--- start SOURCE MATERIAL ---
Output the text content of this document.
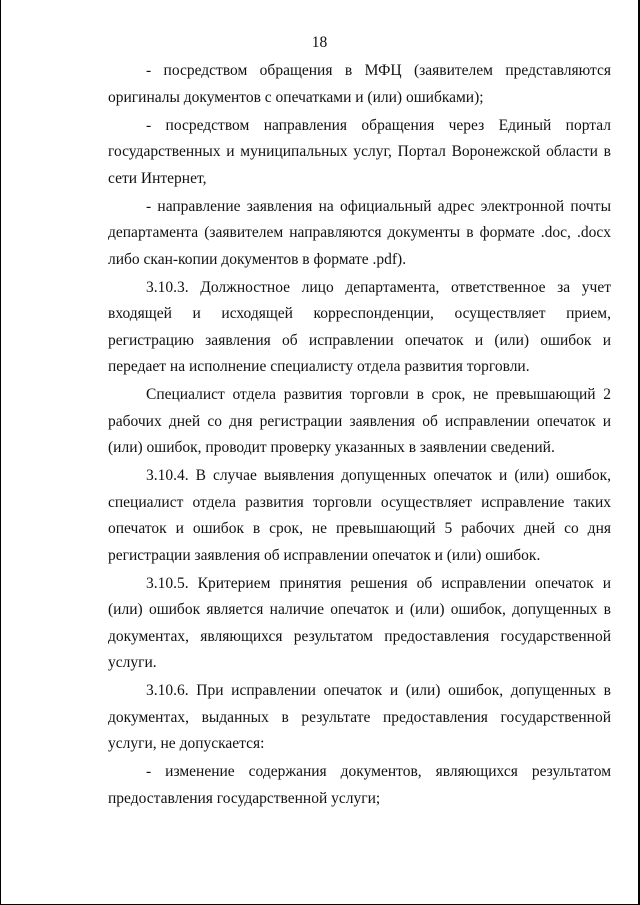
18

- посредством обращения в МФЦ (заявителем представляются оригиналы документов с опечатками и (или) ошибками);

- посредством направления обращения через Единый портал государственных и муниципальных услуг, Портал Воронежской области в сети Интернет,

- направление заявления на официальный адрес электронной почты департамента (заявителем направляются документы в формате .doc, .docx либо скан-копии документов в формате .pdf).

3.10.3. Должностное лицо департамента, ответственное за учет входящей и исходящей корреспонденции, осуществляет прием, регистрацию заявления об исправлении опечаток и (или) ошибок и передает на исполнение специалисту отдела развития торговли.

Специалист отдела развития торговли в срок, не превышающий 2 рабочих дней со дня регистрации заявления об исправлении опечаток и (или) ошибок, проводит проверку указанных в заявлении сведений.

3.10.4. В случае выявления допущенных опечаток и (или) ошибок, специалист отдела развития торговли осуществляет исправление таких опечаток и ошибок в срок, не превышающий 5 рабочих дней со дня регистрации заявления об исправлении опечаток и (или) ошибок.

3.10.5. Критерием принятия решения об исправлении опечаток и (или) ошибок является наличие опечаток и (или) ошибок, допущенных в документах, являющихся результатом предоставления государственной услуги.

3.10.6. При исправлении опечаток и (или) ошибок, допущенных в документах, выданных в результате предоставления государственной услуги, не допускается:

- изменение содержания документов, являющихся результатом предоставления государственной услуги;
--- end SOURCE MATERIAL ---
- **WORK INSTRUCTIONS**:
Return the material word for word. Pictures are not part of the copy.

- **FULL SOLUTION**:
Output the text content of this document.
18

- посредством обращения в МФЦ (заявителем представляются оригиналы документов с опечатками и (или) ошибками);

- посредством направления обращения через Единый портал государственных и муниципальных услуг, Портал Воронежской области в сети Интернет,

- направление заявления на официальный адрес электронной почты департамента (заявителем направляются документы в формате .doc, .docx либо скан-копии документов в формате .pdf).

3.10.3. Должностное лицо департамента, ответственное за учет входящей и исходящей корреспонденции, осуществляет прием, регистрацию заявления об исправлении опечаток и (или) ошибок и передает на исполнение специалисту отдела развития торговли.

Специалист отдела развития торговли в срок, не превышающий 2 рабочих дней со дня регистрации заявления об исправлении опечаток и (или) ошибок, проводит проверку указанных в заявлении сведений.

3.10.4. В случае выявления допущенных опечаток и (или) ошибок, специалист отдела развития торговли осуществляет исправление таких опечаток и ошибок в срок, не превышающий 5 рабочих дней со дня регистрации заявления об исправлении опечаток и (или) ошибок.

3.10.5. Критерием принятия решения об исправлении опечаток и (или) ошибок является наличие опечаток и (или) ошибок, допущенных в документах, являющихся результатом предоставления государственной услуги.

3.10.6. При исправлении опечаток и (или) ошибок, допущенных в документах, выданных в результате предоставления государственной услуги, не допускается:

- изменение содержания документов, являющихся результатом предоставления государственной услуги;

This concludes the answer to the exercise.